- **WHAT THE TASK REQUIRES**: Every record below is to be retyped exactly.

╭─ MATERIAL

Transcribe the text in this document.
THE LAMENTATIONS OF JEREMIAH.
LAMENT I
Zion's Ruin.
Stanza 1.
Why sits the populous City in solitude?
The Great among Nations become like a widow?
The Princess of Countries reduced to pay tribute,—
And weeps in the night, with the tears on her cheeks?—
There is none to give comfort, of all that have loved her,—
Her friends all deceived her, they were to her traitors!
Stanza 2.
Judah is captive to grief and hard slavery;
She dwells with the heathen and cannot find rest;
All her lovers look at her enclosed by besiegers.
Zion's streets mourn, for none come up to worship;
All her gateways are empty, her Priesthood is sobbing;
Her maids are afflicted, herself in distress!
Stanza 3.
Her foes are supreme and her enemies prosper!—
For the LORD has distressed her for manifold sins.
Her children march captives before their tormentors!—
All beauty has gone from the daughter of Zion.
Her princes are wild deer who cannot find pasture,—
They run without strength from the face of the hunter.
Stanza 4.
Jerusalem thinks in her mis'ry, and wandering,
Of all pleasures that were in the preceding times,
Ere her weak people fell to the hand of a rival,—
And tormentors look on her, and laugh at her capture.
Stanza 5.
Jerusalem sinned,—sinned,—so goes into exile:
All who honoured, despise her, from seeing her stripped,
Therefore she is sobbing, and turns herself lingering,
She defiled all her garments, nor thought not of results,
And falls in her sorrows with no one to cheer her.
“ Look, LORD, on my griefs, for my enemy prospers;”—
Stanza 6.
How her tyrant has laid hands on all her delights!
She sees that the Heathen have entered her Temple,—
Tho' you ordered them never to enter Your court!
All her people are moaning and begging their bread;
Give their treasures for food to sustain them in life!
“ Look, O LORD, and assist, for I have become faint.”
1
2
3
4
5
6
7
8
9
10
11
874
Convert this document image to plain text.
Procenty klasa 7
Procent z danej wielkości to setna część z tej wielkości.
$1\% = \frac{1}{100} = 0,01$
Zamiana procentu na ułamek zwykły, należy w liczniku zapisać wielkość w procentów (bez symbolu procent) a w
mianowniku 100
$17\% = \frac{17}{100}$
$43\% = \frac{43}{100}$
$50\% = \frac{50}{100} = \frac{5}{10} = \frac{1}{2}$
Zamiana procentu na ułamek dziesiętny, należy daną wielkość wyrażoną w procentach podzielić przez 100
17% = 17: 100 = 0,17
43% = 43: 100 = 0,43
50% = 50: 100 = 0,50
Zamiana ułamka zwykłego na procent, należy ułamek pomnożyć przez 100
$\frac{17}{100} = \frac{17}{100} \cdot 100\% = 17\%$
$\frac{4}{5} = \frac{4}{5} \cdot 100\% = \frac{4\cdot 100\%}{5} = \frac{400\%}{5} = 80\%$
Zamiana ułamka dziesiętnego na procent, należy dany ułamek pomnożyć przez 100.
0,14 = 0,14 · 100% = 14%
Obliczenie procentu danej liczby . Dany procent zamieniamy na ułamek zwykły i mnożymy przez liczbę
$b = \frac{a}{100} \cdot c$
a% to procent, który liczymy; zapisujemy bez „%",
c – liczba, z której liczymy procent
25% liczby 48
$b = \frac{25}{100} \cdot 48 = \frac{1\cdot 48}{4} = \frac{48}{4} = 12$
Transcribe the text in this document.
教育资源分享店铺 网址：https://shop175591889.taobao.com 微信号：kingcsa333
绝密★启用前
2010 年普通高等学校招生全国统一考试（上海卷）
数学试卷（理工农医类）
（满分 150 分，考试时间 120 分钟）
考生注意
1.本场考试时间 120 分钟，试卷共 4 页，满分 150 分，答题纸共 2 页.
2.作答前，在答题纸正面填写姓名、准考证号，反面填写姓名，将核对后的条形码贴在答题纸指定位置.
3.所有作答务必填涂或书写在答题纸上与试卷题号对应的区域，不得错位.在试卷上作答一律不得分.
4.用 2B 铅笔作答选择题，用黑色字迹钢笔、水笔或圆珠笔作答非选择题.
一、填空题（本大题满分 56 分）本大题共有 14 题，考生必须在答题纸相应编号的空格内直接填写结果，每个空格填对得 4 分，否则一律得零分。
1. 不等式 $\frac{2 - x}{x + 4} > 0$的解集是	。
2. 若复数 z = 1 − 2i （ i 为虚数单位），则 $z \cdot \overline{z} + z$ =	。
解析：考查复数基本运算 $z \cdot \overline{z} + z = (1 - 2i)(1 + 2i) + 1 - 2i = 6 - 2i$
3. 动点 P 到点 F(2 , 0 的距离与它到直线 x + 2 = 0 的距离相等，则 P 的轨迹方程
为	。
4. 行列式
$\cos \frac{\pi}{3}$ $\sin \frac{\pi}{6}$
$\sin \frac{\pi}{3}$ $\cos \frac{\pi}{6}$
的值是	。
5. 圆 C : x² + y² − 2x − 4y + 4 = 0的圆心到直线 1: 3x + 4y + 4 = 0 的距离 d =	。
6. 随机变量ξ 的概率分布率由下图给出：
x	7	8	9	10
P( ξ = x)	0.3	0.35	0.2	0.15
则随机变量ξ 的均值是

╰─

- **ANSWER FOR THIS EXERCISE**:
Transcribe the text in this document.
THE LAMENTATIONS OF JEREMIAH.
LAMENT I
Zion's Ruin.
Stanza 1.
Why sits the populous City in solitude?
The Great among Nations become like a widow?
The Princess of Countries reduced to pay tribute,—
And weeps in the night, with the tears on her cheeks?—
There is none to give comfort, of all that have loved her,—
Her friends all deceived her, they were to her traitors!
Stanza 2.
Judah is captive to grief and hard slavery;
She dwells with the heathen and cannot find rest;
All her lovers look at her enclosed by besiegers.
Zion's streets mourn, for none come up to worship;
All her gateways are empty, her Priesthood is sobbing;
Her maids are afflicted, herself in distress!
Stanza 3.
Her foes are supreme and her enemies prosper!—
For the LORD has distressed her for manifold sins.
Her children march captives before their tormentors!—
All beauty has gone from the daughter of Zion.
Her princes are wild deer who cannot find pasture,—
They run without strength from the face of the hunter.
Stanza 4.
Jerusalem thinks in her mis'ry, and wandering,
Of all pleasures that were in the preceding times,
Ere her weak people fell to the hand of a rival,—
And tormentors look on her, and laugh at her capture.
Stanza 5.
Jerusalem sinned,—sinned,—so goes into exile:
All who honoured, despise her, from seeing her stripped,
Therefore she is sobbing, and turns herself lingering,
She defiled all her garments, nor thought not of results,
And falls in her sorrows with no one to cheer her.
“ Look, LORD, on my griefs, for my enemy prospers;”—
Stanza 6.
How her tyrant has laid hands on all her delights!
She sees that the Heathen have entered her Temple,—
Tho' you ordered them never to enter Your court!
All her people are moaning and begging their bread;
Give their treasures for food to sustain them in life!
“ Look, O LORD, and assist, for I have become faint.”
1
2
3
4
5
6
7
8
9
10
11
874
Convert this document image to plain text.
Procenty klasa 7
Procent z danej wielkości to setna część z tej wielkości.
$1\% = \frac{1}{100} = 0,01$
Zamiana procentu na ułamek zwykły, należy w liczniku zapisać wielkość w procentów (bez symbolu procent) a w
mianowniku 100
$17\% = \frac{17}{100}$
$43\% = \frac{43}{100}$
$50\% = \frac{50}{100} = \frac{5}{10} = \frac{1}{2}$
Zamiana procentu na ułamek dziesiętny, należy daną wielkość wyrażoną w procentach podzielić przez 100
17% = 17: 100 = 0,17
43% = 43: 100 = 0,43
50% = 50: 100 = 0,50
Zamiana ułamka zwykłego na procent, należy ułamek pomnożyć przez 100
$\frac{17}{100} = \frac{17}{100} \cdot 100\% = 17\%$
$\frac{4}{5} = \frac{4}{5} \cdot 100\% = \frac{4\cdot 100\%}{5} = \frac{400\%}{5} = 80\%$
Zamiana ułamka dziesiętnego na procent, należy dany ułamek pomnożyć przez 100.
0,14 = 0,14 · 100% = 14%
Obliczenie procentu danej liczby . Dany procent zamieniamy na ułamek zwykły i mnożymy przez liczbę
$b = \frac{a}{100} \cdot c$
a% to procent, który liczymy; zapisujemy bez „%",
c – liczba, z której liczymy procent
25% liczby 48
$b = \frac{25}{100} \cdot 48 = \frac{1\cdot 48}{4} = \frac{48}{4} = 12$
Transcribe the text in this document.
教育资源分享店铺 网址：https://shop175591889.taobao.com 微信号：kingcsa333
绝密★启用前
2010 年普通高等学校招生全国统一考试（上海卷）
数学试卷（理工农医类）
（满分 150 分，考试时间 120 分钟）
考生注意
1.本场考试时间 120 分钟，试卷共 4 页，满分 150 分，答题纸共 2 页.
2.作答前，在答题纸正面填写姓名、准考证号，反面填写姓名，将核对后的条形码贴在答题纸指定位置.
3.所有作答务必填涂或书写在答题纸上与试卷题号对应的区域，不得错位.在试卷上作答一律不得分.
4.用 2B 铅笔作答选择题，用黑色字迹钢笔、水笔或圆珠笔作答非选择题.
一、填空题（本大题满分 56 分）本大题共有 14 题，考生必须在答题纸相应编号的空格内直接填写结果，每个空格填对得 4 分，否则一律得零分。
1. 不等式 $\frac{2 - x}{x + 4} > 0$的解集是	。
2. 若复数 z = 1 − 2i （ i 为虚数单位），则 $z \cdot \overline{z} + z$ =	。
解析：考查复数基本运算 $z \cdot \overline{z} + z = (1 - 2i)(1 + 2i) + 1 - 2i = 6 - 2i$
3. 动点 P 到点 F(2 , 0 的距离与它到直线 x + 2 = 0 的距离相等，则 P 的轨迹方程
为	。
4. 行列式
$\cos \frac{\pi}{3}$ $\sin \frac{\pi}{6}$
$\sin \frac{\pi}{3}$ $\cos \frac{\pi}{6}$
的值是	。
5. 圆 C : x² + y² − 2x − 4y + 4 = 0的圆心到直线 1: 3x + 4y + 4 = 0 的距离 d =	。
6. 随机变量ξ 的概率分布率由下图给出：
x	7	8	9	10
P( ξ = x)	0.3	0.35	0.2	0.15
则随机变量ξ 的均值是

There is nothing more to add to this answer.